DIRECTIVE: Reproduce each line exactly. Skip none.

--- GIVEN ENTRIES ---

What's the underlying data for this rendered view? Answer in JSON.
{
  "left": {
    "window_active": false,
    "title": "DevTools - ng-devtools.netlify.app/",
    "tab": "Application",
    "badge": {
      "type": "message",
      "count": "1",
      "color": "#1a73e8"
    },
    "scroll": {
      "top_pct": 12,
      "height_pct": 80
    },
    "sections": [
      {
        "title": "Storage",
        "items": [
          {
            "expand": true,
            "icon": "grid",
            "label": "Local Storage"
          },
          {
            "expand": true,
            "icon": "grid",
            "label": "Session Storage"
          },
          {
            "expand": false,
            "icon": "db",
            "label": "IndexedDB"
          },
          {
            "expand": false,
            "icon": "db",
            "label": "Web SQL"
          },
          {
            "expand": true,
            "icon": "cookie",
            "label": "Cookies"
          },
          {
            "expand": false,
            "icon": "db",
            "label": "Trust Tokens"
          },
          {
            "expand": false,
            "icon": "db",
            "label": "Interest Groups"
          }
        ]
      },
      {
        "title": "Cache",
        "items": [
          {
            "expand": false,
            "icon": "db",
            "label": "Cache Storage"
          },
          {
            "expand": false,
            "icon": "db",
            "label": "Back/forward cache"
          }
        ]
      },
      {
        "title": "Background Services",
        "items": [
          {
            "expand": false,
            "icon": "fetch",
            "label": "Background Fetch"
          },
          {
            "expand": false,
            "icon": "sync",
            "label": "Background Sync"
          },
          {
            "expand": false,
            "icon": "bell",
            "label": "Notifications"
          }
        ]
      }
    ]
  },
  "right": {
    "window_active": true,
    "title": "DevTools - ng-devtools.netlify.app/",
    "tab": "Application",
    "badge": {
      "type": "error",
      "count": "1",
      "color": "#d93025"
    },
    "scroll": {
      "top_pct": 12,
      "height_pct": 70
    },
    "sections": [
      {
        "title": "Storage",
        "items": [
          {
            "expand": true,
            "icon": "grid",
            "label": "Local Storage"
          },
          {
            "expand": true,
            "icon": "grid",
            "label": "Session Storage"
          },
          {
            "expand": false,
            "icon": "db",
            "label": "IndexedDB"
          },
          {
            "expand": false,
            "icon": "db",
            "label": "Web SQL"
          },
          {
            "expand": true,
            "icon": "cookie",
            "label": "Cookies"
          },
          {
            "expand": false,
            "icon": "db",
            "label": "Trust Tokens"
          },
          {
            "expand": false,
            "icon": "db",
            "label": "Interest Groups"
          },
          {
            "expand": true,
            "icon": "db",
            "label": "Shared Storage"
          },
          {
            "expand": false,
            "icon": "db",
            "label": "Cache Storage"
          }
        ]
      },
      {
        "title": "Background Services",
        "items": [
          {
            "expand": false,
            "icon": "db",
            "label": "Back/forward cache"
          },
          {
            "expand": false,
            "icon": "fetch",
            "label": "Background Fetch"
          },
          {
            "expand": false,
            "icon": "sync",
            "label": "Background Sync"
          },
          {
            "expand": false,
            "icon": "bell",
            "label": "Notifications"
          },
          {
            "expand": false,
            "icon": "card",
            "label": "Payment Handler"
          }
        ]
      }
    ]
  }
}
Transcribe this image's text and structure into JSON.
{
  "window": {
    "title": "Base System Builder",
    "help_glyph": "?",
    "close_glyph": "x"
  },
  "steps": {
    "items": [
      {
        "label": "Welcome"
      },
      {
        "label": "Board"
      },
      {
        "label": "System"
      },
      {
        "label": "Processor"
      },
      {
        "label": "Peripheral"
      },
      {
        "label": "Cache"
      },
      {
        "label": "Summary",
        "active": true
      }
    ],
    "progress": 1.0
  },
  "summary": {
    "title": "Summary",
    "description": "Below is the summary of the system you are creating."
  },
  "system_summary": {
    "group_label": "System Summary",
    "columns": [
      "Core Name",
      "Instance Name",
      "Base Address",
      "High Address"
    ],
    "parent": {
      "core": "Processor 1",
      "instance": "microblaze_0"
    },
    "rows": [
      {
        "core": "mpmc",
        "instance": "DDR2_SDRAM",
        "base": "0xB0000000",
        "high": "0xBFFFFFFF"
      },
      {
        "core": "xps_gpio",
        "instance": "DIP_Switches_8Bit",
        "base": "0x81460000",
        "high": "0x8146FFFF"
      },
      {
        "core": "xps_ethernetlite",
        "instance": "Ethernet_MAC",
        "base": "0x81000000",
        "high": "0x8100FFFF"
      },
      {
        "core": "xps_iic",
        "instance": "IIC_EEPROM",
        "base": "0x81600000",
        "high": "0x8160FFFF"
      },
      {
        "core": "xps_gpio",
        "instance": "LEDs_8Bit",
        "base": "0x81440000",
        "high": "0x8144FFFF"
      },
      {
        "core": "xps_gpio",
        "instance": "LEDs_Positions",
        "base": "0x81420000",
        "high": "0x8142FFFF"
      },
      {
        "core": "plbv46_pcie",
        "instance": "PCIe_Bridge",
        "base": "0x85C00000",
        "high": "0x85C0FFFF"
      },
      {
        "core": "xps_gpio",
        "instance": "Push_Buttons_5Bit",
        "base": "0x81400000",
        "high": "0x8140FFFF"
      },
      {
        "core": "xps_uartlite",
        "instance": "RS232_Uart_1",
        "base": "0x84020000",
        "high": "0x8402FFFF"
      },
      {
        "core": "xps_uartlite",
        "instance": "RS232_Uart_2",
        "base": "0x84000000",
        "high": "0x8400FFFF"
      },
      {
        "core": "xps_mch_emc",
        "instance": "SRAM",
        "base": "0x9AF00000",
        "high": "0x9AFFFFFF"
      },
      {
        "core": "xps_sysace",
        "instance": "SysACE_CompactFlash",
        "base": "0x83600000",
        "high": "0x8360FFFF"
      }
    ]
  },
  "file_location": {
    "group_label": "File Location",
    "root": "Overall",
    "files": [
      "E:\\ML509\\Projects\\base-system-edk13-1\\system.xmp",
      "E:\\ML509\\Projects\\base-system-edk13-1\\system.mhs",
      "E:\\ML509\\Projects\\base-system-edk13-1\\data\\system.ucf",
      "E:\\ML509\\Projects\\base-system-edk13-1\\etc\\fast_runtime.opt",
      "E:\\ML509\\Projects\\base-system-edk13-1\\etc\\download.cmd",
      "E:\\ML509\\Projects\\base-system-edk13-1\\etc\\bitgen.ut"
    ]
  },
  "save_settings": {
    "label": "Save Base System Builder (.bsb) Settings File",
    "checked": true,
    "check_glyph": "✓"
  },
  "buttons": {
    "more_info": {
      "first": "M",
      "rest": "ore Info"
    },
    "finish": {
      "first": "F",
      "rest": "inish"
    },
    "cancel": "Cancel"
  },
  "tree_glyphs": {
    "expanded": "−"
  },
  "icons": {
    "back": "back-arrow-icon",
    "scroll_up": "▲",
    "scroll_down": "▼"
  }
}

---

FINAL RESULT:
What's the underlying data for this rendered view? Answer in JSON.
{
  "left": {
    "window_active": false,
    "title": "DevTools - ng-devtools.netlify.app/",
    "tab": "Application",
    "badge": {
      "type": "message",
      "count": "1",
      "color": "#1a73e8"
    },
    "scroll": {
      "top_pct": 12,
      "height_pct": 80
    },
    "sections": [
      {
        "title": "Storage",
        "items": [
          {
            "expand": true,
            "icon": "grid",
            "label": "Local Storage"
          },
          {
            "expand": true,
            "icon": "grid",
            "label": "Session Storage"
          },
          {
            "expand": false,
            "icon": "db",
            "label": "IndexedDB"
          },
          {
            "expand": false,
            "icon": "db",
            "label": "Web SQL"
          },
          {
            "expand": true,
            "icon": "cookie",
            "label": "Cookies"
          },
          {
            "expand": false,
            "icon": "db",
            "label": "Trust Tokens"
          },
          {
            "expand": false,
            "icon": "db",
            "label": "Interest Groups"
          }
        ]
      },
      {
        "title": "Cache",
        "items": [
          {
            "expand": false,
            "icon": "db",
            "label": "Cache Storage"
          },
          {
            "expand": false,
            "icon": "db",
            "label": "Back/forward cache"
          }
        ]
      },
      {
        "title": "Background Services",
        "items": [
          {
            "expand": false,
            "icon": "fetch",
            "label": "Background Fetch"
          },
          {
            "expand": false,
            "icon": "sync",
            "label": "Background Sync"
          },
          {
            "expand": false,
            "icon": "bell",
            "label": "Notifications"
          }
        ]
      }
    ]
  },
  "right": {
    "window_active": true,
    "title": "DevTools - ng-devtools.netlify.app/",
    "tab": "Application",
    "badge": {
      "type": "error",
      "count": "1",
      "color": "#d93025"
    },
    "scroll": {
      "top_pct": 12,
      "height_pct": 70
    },
    "sections": [
      {
        "title": "Storage",
        "items": [
          {
            "expand": true,
            "icon": "grid",
            "label": "Local Storage"
          },
          {
            "expand": true,
            "icon": "grid",
            "label": "Session Storage"
          },
          {
            "expand": false,
            "icon": "db",
            "label": "IndexedDB"
          },
          {
            "expand": false,
            "icon": "db",
            "label": "Web SQL"
          },
          {
            "expand": true,
            "icon": "cookie",
            "label": "Cookies"
          },
          {
            "expand": false,
            "icon": "db",
            "label": "Trust Tokens"
          },
          {
            "expand": false,
            "icon": "db",
            "label": "Interest Groups"
          },
          {
            "expand": true,
            "icon": "db",
            "label": "Shared Storage"
          },
          {
            "expand": false,
            "icon": "db",
            "label": "Cache Storage"
          }
        ]
      },
      {
        "title": "Background Services",
        "items": [
          {
            "expand": false,
            "icon": "db",
            "label": "Back/forward cache"
          },
          {
            "expand": false,
            "icon": "fetch",
            "label": "Background Fetch"
          },
          {
            "expand": false,
            "icon": "sync",
            "label": "Background Sync"
          },
          {
            "expand": false,
            "icon": "bell",
            "label": "Notifications"
          },
          {
            "expand": false,
            "icon": "card",
            "label": "Payment Handler"
          }
        ]
      }
    ]
  }
}
Transcribe this image's text and structure into JSON.
{
  "window": {
    "title": "Base System Builder",
    "help_glyph": "?",
    "close_glyph": "x"
  },
  "steps": {
    "items": [
      {
        "label": "Welcome"
      },
      {
        "label": "Board"
      },
      {
        "label": "System"
      },
      {
        "label": "Processor"
      },
      {
        "label": "Peripheral"
      },
      {
        "label": "Cache"
      },
      {
        "label": "Summary",
        "active": true
      }
    ],
    "progress": 1.0
  },
  "summary": {
    "title": "Summary",
    "description": "Below is the summary of the system you are creating."
  },
  "system_summary": {
    "group_label": "System Summary",
    "columns": [
      "Core Name",
      "Instance Name",
      "Base Address",
      "High Address"
    ],
    "parent": {
      "core": "Processor 1",
      "instance": "microblaze_0"
    },
    "rows": [
      {
        "core": "mpmc",
        "instance": "DDR2_SDRAM",
        "base": "0xB0000000",
        "high": "0xBFFFFFFF"
      },
      {
        "core": "xps_gpio",
        "instance": "DIP_Switches_8Bit",
        "base": "0x81460000",
        "high": "0x8146FFFF"
      },
      {
        "core": "xps_ethernetlite",
        "instance": "Ethernet_MAC",
        "base": "0x81000000",
        "high": "0x8100FFFF"
      },
      {
        "core": "xps_iic",
        "instance": "IIC_EEPROM",
        "base": "0x81600000",
        "high": "0x8160FFFF"
      },
      {
        "core": "xps_gpio",
        "instance": "LEDs_8Bit",
        "base": "0x81440000",
        "high": "0x8144FFFF"
      },
      {
        "core": "xps_gpio",
        "instance": "LEDs_Positions",
        "base": "0x81420000",
        "high": "0x8142FFFF"
      },
      {
        "core": "plbv46_pcie",
        "instance": "PCIe_Bridge",
        "base": "0x85C00000",
        "high": "0x85C0FFFF"
      },
      {
        "core": "xps_gpio",
        "instance": "Push_Buttons_5Bit",
        "base": "0x81400000",
        "high": "0x8140FFFF"
      },
      {
        "core": "xps_uartlite",
        "instance": "RS232_Uart_1",
        "base": "0x84020000",
        "high": "0x8402FFFF"
      },
      {
        "core": "xps_uartlite",
        "instance": "RS232_Uart_2",
        "base": "0x84000000",
        "high": "0x8400FFFF"
      },
      {
        "core": "xps_mch_emc",
        "instance": "SRAM",
        "base": "0x9AF00000",
        "high": "0x9AFFFFFF"
      },
      {
        "core": "xps_sysace",
        "instance": "SysACE_CompactFlash",
        "base": "0x83600000",
        "high": "0x8360FFFF"
      }
    ]
  },
  "file_location": {
    "group_label": "File Location",
    "root": "Overall",
    "files": [
      "E:\\ML509\\Projects\\base-system-edk13-1\\system.xmp",
      "E:\\ML509\\Projects\\base-system-edk13-1\\system.mhs",
      "E:\\ML509\\Projects\\base-system-edk13-1\\data\\system.ucf",
      "E:\\ML509\\Projects\\base-system-edk13-1\\etc\\fast_runtime.opt",
      "E:\\ML509\\Projects\\base-system-edk13-1\\etc\\download.cmd",
      "E:\\ML509\\Projects\\base-system-edk13-1\\etc\\bitgen.ut"
    ]
  },
  "save_settings": {
    "label": "Save Base System Builder (.bsb) Settings File",
    "checked": true,
    "check_glyph": "✓"
  },
  "buttons": {
    "more_info": {
      "first": "M",
      "rest": "ore Info"
    },
    "finish": {
      "first": "F",
      "rest": "inish"
    },
    "cancel": "Cancel"
  },
  "tree_glyphs": {
    "expanded": "−"
  },
  "icons": {
    "back": "back-arrow-icon",
    "scroll_up": "▲",
    "scroll_down": "▼"
  }
}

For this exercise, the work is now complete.